Task objective ::
Can you write out the entries between the lines holding "- y-tick-label: 30%: [537, 145, 557, 157]" and "- legend-label: yoy-五粮液高端酒: [650, 313, 736, 327]", inclusive, replacing "y-tick-label" with "y-axis-label" and leaving everything else unchanged?
* Begin Extracted data *
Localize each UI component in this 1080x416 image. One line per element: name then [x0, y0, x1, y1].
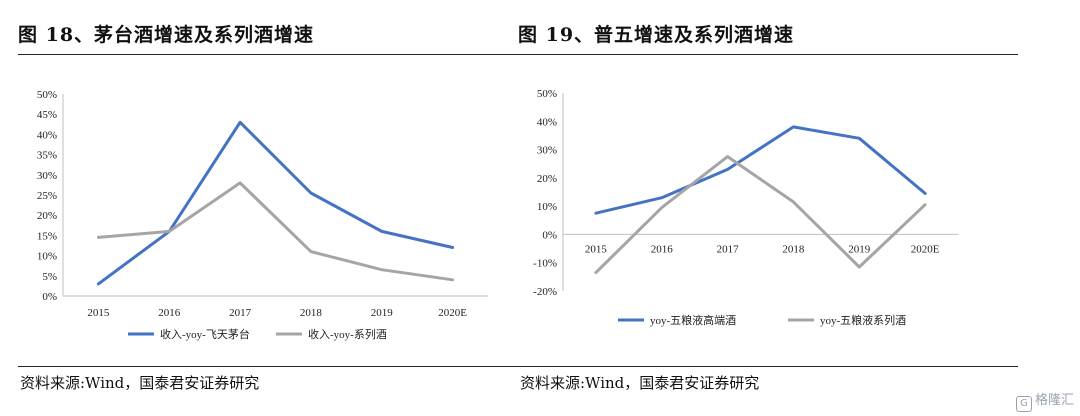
- y-tick-label: 30%: [537, 145, 557, 157]
- series-line-2: [96, 181, 455, 282]
- y-tick-label: 0%: [542, 229, 557, 241]
- x-tick-label: 2015: [87, 307, 110, 319]
- x-tick-label: 2020E: [911, 243, 940, 255]
- y-tick-label: 45%: [37, 109, 57, 121]
- series-line-1: [594, 125, 927, 215]
- x-tick-label: 2016: [651, 243, 674, 255]
- source-divider: [518, 366, 1018, 367]
- y-tick-label: 20%: [537, 173, 557, 185]
- source-note: 资料来源:Wind，国泰君安证券研究: [520, 374, 760, 392]
- y-tick-label: 50%: [37, 89, 57, 101]
- x-tick-label: 2020E: [438, 307, 467, 319]
- title-underline: [18, 54, 518, 55]
- y-tick-label: 0%: [42, 291, 57, 303]
- legend-label: yoy-五粮液高端酒: [650, 313, 736, 327]
- x-tick-label: 2018: [782, 243, 805, 255]
- line-chart-wuliangye: -20% -10% 0% 10% 20% 30% 40% 50% 2015 2016 2017 201…: [533, 88, 958, 327]
- y-tick-label: 10%: [537, 201, 557, 213]
- series-line-2: [594, 155, 927, 275]
- y-tick-label: -10%: [533, 258, 557, 270]
- x-tick-label: 2017: [229, 307, 252, 319]
- chart-panel-left: 图 18、茅台酒增速及系列酒增速 0% 5% 10% 15% 20% 25% 30% 35% 4…: [18, 0, 528, 416]
- y-tick-label: 25%: [37, 190, 57, 202]
- y-tick-label: 50%: [537, 88, 557, 100]
- legend-label: 收入-yoy-飞天茅台: [160, 327, 250, 341]
- y-tick-label: 40%: [37, 129, 57, 141]
- x-tick-label: 2018: [300, 307, 323, 319]
- watermark-logo-icon: G: [1015, 396, 1032, 412]
- watermark: G 格隆汇: [1015, 389, 1074, 412]
- y-tick-label: 10%: [37, 251, 57, 263]
- x-tick-label: 2017: [717, 243, 740, 255]
- legend-label: 收入-yoy-系列酒: [308, 327, 387, 341]
- x-tick-label: 2019: [848, 243, 871, 255]
- legend-label: yoy-五粮液系列酒: [820, 313, 906, 327]
- figure-title: 图 18、茅台酒增速及系列酒增速: [18, 24, 315, 46]
- series-line-1: [96, 120, 455, 286]
- title-underline: [518, 54, 1018, 55]
- y-tick-label: 40%: [537, 116, 557, 128]
- watermark-text: 格隆汇: [1034, 393, 1074, 408]
- y-tick-label: -20%: [533, 286, 557, 298]
- y-tick-label: 35%: [37, 150, 57, 162]
- source-note: 资料来源:Wind，国泰君安证券研究: [20, 374, 260, 392]
- x-tick-label: 2015: [585, 243, 608, 255]
- source-divider: [18, 366, 518, 367]
- y-tick-label: 15%: [37, 230, 57, 242]
- line-chart-maotai: 0% 5% 10% 15% 20% 25% 30% 35% 40% 45% 50% 2015 2016 2…: [37, 89, 488, 341]
- figure-title: 图 19、普五增速及系列酒增速: [518, 24, 795, 46]
- y-tick-label: 5%: [42, 271, 57, 283]
- y-tick-label: 20%: [37, 210, 57, 222]
- y-tick-label: 30%: [37, 170, 57, 182]
- chart-panel-right: 图 19、普五增速及系列酒增速 -20% -10% 0% 10% 20% 30% 40% 50…: [518, 0, 1028, 416]
- x-tick-label: 2016: [158, 307, 181, 319]
- x-tick-label: 2019: [371, 307, 394, 319]
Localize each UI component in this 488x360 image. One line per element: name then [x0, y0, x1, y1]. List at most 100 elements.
* End Extracted data *
Answer to this task ::
- y-axis-label: 30%: [537, 145, 557, 157]
- series-line-2: [96, 181, 455, 282]
- y-axis-label: 0%: [542, 229, 557, 241]
- x-tick-label: 2015: [87, 307, 110, 319]
- x-tick-label: 2020E: [911, 243, 940, 255]
- y-axis-label: 45%: [37, 109, 57, 121]
- series-line-1: [594, 125, 927, 215]
- x-tick-label: 2016: [651, 243, 674, 255]
- source-divider: [518, 366, 1018, 367]
- y-axis-label: 20%: [537, 173, 557, 185]
- source-note: 资料来源:Wind，国泰君安证券研究: [520, 374, 760, 392]
- y-axis-label: 50%: [37, 89, 57, 101]
- x-tick-label: 2020E: [438, 307, 467, 319]
- title-underline: [18, 54, 518, 55]
- y-axis-label: 0%: [42, 291, 57, 303]
- legend-label: yoy-五粮液高端酒: [650, 313, 736, 327]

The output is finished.